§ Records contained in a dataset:
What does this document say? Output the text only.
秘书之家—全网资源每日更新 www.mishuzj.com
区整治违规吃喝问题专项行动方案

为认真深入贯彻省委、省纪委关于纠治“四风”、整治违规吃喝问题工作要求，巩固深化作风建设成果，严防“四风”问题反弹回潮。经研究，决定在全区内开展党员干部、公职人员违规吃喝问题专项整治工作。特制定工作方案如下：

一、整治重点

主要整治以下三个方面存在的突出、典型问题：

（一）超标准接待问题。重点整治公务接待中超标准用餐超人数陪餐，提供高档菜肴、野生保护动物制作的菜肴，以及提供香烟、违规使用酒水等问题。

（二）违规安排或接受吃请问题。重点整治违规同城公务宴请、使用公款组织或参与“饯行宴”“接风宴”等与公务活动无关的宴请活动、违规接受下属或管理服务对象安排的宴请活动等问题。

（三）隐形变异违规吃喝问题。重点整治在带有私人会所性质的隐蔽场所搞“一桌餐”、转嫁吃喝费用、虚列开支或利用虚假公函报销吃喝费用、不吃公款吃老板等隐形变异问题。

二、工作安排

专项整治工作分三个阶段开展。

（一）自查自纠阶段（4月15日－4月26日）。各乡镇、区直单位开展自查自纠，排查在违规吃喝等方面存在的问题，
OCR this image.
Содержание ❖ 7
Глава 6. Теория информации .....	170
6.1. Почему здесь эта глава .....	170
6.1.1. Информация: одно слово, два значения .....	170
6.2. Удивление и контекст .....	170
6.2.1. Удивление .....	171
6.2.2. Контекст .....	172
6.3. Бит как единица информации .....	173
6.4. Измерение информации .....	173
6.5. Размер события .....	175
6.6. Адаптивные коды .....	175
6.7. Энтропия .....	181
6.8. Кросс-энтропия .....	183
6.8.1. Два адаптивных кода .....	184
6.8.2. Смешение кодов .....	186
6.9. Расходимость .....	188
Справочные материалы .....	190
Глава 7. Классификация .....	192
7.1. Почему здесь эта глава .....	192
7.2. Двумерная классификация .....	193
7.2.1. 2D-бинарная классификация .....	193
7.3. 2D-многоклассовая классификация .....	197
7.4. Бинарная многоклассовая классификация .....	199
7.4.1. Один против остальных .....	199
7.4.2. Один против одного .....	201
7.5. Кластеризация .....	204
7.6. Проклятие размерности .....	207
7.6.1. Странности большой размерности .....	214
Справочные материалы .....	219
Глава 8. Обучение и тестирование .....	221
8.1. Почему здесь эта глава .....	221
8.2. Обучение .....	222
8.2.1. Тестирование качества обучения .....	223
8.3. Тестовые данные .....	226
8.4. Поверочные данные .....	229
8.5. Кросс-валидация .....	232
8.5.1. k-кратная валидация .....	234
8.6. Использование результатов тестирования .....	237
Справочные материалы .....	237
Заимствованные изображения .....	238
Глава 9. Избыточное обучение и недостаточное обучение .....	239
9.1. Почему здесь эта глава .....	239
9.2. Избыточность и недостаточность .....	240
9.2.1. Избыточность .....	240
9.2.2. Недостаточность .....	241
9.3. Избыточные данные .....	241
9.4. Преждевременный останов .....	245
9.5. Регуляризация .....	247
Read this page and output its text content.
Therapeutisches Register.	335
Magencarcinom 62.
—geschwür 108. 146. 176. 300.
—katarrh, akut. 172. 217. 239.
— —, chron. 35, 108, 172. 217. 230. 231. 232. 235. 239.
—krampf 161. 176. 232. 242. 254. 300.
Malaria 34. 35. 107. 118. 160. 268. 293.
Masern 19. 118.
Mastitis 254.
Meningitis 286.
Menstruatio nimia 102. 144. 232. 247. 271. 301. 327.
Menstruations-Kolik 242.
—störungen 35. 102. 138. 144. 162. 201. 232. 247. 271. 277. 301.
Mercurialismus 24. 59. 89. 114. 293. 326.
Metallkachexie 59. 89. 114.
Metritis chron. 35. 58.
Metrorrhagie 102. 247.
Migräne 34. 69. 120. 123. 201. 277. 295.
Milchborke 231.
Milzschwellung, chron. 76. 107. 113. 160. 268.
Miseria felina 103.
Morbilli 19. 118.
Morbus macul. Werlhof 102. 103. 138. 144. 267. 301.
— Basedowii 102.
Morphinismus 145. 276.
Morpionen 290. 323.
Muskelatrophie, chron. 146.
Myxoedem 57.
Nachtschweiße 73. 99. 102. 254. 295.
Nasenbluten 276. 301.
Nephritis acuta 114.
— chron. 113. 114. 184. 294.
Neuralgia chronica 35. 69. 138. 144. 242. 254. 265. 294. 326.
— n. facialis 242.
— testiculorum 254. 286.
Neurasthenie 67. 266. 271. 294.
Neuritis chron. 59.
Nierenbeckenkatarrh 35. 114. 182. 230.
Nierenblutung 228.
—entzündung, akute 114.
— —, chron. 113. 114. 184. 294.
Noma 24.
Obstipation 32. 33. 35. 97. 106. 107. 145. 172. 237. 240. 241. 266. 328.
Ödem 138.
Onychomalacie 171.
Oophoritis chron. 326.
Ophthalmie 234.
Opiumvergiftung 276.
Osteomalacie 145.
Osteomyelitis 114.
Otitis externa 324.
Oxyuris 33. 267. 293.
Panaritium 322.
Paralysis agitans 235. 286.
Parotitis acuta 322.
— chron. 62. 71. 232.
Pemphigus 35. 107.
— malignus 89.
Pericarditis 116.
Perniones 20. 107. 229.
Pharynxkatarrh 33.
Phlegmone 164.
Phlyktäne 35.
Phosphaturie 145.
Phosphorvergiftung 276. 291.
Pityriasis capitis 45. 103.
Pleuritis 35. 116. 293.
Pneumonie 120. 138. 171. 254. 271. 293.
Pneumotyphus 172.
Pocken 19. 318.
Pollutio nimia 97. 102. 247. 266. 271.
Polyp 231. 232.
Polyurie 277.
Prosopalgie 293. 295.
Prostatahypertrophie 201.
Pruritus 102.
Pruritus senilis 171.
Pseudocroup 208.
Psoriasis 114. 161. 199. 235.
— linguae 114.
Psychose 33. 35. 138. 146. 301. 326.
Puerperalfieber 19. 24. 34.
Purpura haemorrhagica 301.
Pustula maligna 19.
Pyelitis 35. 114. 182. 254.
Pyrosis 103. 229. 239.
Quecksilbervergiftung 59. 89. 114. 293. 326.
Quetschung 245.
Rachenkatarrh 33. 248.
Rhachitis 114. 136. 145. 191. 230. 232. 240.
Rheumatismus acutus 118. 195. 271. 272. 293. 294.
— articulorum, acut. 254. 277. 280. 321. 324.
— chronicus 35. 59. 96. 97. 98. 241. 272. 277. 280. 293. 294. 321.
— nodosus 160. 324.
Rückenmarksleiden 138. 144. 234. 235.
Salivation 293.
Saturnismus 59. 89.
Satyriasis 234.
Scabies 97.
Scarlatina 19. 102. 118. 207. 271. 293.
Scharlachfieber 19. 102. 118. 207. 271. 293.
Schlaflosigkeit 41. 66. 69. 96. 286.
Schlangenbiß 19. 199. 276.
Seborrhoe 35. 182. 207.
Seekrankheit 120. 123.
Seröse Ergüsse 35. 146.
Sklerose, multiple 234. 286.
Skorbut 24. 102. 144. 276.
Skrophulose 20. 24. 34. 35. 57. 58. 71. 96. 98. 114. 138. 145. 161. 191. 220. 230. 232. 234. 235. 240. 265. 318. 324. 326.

§ GOAL:
Write out the complete set of records exactly as given.

§ TASK ANSWER:
What does this document say? Output the text only.
秘书之家—全网资源每日更新 www.mishuzj.com
区整治违规吃喝问题专项行动方案

为认真深入贯彻省委、省纪委关于纠治“四风”、整治违规吃喝问题工作要求，巩固深化作风建设成果，严防“四风”问题反弹回潮。经研究，决定在全区内开展党员干部、公职人员违规吃喝问题专项整治工作。特制定工作方案如下：

一、整治重点

主要整治以下三个方面存在的突出、典型问题：

（一）超标准接待问题。重点整治公务接待中超标准用餐超人数陪餐，提供高档菜肴、野生保护动物制作的菜肴，以及提供香烟、违规使用酒水等问题。

（二）违规安排或接受吃请问题。重点整治违规同城公务宴请、使用公款组织或参与“饯行宴”“接风宴”等与公务活动无关的宴请活动、违规接受下属或管理服务对象安排的宴请活动等问题。

（三）隐形变异违规吃喝问题。重点整治在带有私人会所性质的隐蔽场所搞“一桌餐”、转嫁吃喝费用、虚列开支或利用虚假公函报销吃喝费用、不吃公款吃老板等隐形变异问题。

二、工作安排

专项整治工作分三个阶段开展。

（一）自查自纠阶段（4月15日－4月26日）。各乡镇、区直单位开展自查自纠，排查在违规吃喝等方面存在的问题，
OCR this image.
Содержание ❖ 7
Глава 6. Теория информации .....	170
6.1. Почему здесь эта глава .....	170
6.1.1. Информация: одно слово, два значения .....	170
6.2. Удивление и контекст .....	170
6.2.1. Удивление .....	171
6.2.2. Контекст .....	172
6.3. Бит как единица информации .....	173
6.4. Измерение информации .....	173
6.5. Размер события .....	175
6.6. Адаптивные коды .....	175
6.7. Энтропия .....	181
6.8. Кросс-энтропия .....	183
6.8.1. Два адаптивных кода .....	184
6.8.2. Смешение кодов .....	186
6.9. Расходимость .....	188
Справочные материалы .....	190
Глава 7. Классификация .....	192
7.1. Почему здесь эта глава .....	192
7.2. Двумерная классификация .....	193
7.2.1. 2D-бинарная классификация .....	193
7.3. 2D-многоклассовая классификация .....	197
7.4. Бинарная многоклассовая классификация .....	199
7.4.1. Один против остальных .....	199
7.4.2. Один против одного .....	201
7.5. Кластеризация .....	204
7.6. Проклятие размерности .....	207
7.6.1. Странности большой размерности .....	214
Справочные материалы .....	219
Глава 8. Обучение и тестирование .....	221
8.1. Почему здесь эта глава .....	221
8.2. Обучение .....	222
8.2.1. Тестирование качества обучения .....	223
8.3. Тестовые данные .....	226
8.4. Поверочные данные .....	229
8.5. Кросс-валидация .....	232
8.5.1. k-кратная валидация .....	234
8.6. Использование результатов тестирования .....	237
Справочные материалы .....	237
Заимствованные изображения .....	238
Глава 9. Избыточное обучение и недостаточное обучение .....	239
9.1. Почему здесь эта глава .....	239
9.2. Избыточность и недостаточность .....	240
9.2.1. Избыточность .....	240
9.2.2. Недостаточность .....	241
9.3. Избыточные данные .....	241
9.4. Преждевременный останов .....	245
9.5. Регуляризация .....	247
Read this page and output its text content.
Therapeutisches Register.	335
Magencarcinom 62.
—geschwür 108. 146. 176. 300.
—katarrh, akut. 172. 217. 239.
— —, chron. 35, 108, 172. 217. 230. 231. 232. 235. 239.
—krampf 161. 176. 232. 242. 254. 300.
Malaria 34. 35. 107. 118. 160. 268. 293.
Masern 19. 118.
Mastitis 254.
Meningitis 286.
Menstruatio nimia 102. 144. 232. 247. 271. 301. 327.
Menstruations-Kolik 242.
—störungen 35. 102. 138. 144. 162. 201. 232. 247. 271. 277. 301.
Mercurialismus 24. 59. 89. 114. 293. 326.
Metallkachexie 59. 89. 114.
Metritis chron. 35. 58.
Metrorrhagie 102. 247.
Migräne 34. 69. 120. 123. 201. 277. 295.
Milchborke 231.
Milzschwellung, chron. 76. 107. 113. 160. 268.
Miseria felina 103.
Morbilli 19. 118.
Morbus macul. Werlhof 102. 103. 138. 144. 267. 301.
— Basedowii 102.
Morphinismus 145. 276.
Morpionen 290. 323.
Muskelatrophie, chron. 146.
Myxoedem 57.
Nachtschweiße 73. 99. 102. 254. 295.
Nasenbluten 276. 301.
Nephritis acuta 114.
— chron. 113. 114. 184. 294.
Neuralgia chronica 35. 69. 138. 144. 242. 254. 265. 294. 326.
— n. facialis 242.
— testiculorum 254. 286.
Neurasthenie 67. 266. 271. 294.
Neuritis chron. 59.
Nierenbeckenkatarrh 35. 114. 182. 230.
Nierenblutung 228.
—entzündung, akute 114.
— —, chron. 113. 114. 184. 294.
Noma 24.
Obstipation 32. 33. 35. 97. 106. 107. 145. 172. 237. 240. 241. 266. 328.
Ödem 138.
Onychomalacie 171.
Oophoritis chron. 326.
Ophthalmie 234.
Opiumvergiftung 276.
Osteomalacie 145.
Osteomyelitis 114.
Otitis externa 324.
Oxyuris 33. 267. 293.
Panaritium 322.
Paralysis agitans 235. 286.
Parotitis acuta 322.
— chron. 62. 71. 232.
Pemphigus 35. 107.
— malignus 89.
Pericarditis 116.
Perniones 20. 107. 229.
Pharynxkatarrh 33.
Phlegmone 164.
Phlyktäne 35.
Phosphaturie 145.
Phosphorvergiftung 276. 291.
Pityriasis capitis 45. 103.
Pleuritis 35. 116. 293.
Pneumonie 120. 138. 171. 254. 271. 293.
Pneumotyphus 172.
Pocken 19. 318.
Pollutio nimia 97. 102. 247. 266. 271.
Polyp 231. 232.
Polyurie 277.
Prosopalgie 293. 295.
Prostatahypertrophie 201.
Pruritus 102.
Pruritus senilis 171.
Pseudocroup 208.
Psoriasis 114. 161. 199. 235.
— linguae 114.
Psychose 33. 35. 138. 146. 301. 326.
Puerperalfieber 19. 24. 34.
Purpura haemorrhagica 301.
Pustula maligna 19.
Pyelitis 35. 114. 182. 254.
Pyrosis 103. 229. 239.
Quecksilbervergiftung 59. 89. 114. 293. 326.
Quetschung 245.
Rachenkatarrh 33. 248.
Rhachitis 114. 136. 145. 191. 230. 232. 240.
Rheumatismus acutus 118. 195. 271. 272. 293. 294.
— articulorum, acut. 254. 277. 280. 321. 324.
— chronicus 35. 59. 96. 97. 98. 241. 272. 277. 280. 293. 294. 321.
— nodosus 160. 324.
Rückenmarksleiden 138. 144. 234. 235.
Salivation 293.
Saturnismus 59. 89.
Satyriasis 234.
Scabies 97.
Scarlatina 19. 102. 118. 207. 271. 293.
Scharlachfieber 19. 102. 118. 207. 271. 293.
Schlaflosigkeit 41. 66. 69. 96. 286.
Schlangenbiß 19. 199. 276.
Seborrhoe 35. 182. 207.
Seekrankheit 120. 123.
Seröse Ergüsse 35. 146.
Sklerose, multiple 234. 286.
Skorbut 24. 102. 144. 276.
Skrophulose 20. 24. 34. 35. 57. 58. 71. 96. 98. 114. 138. 145. 161. 191. 220. 230. 232. 234. 235. 240. 265. 318. 324. 326.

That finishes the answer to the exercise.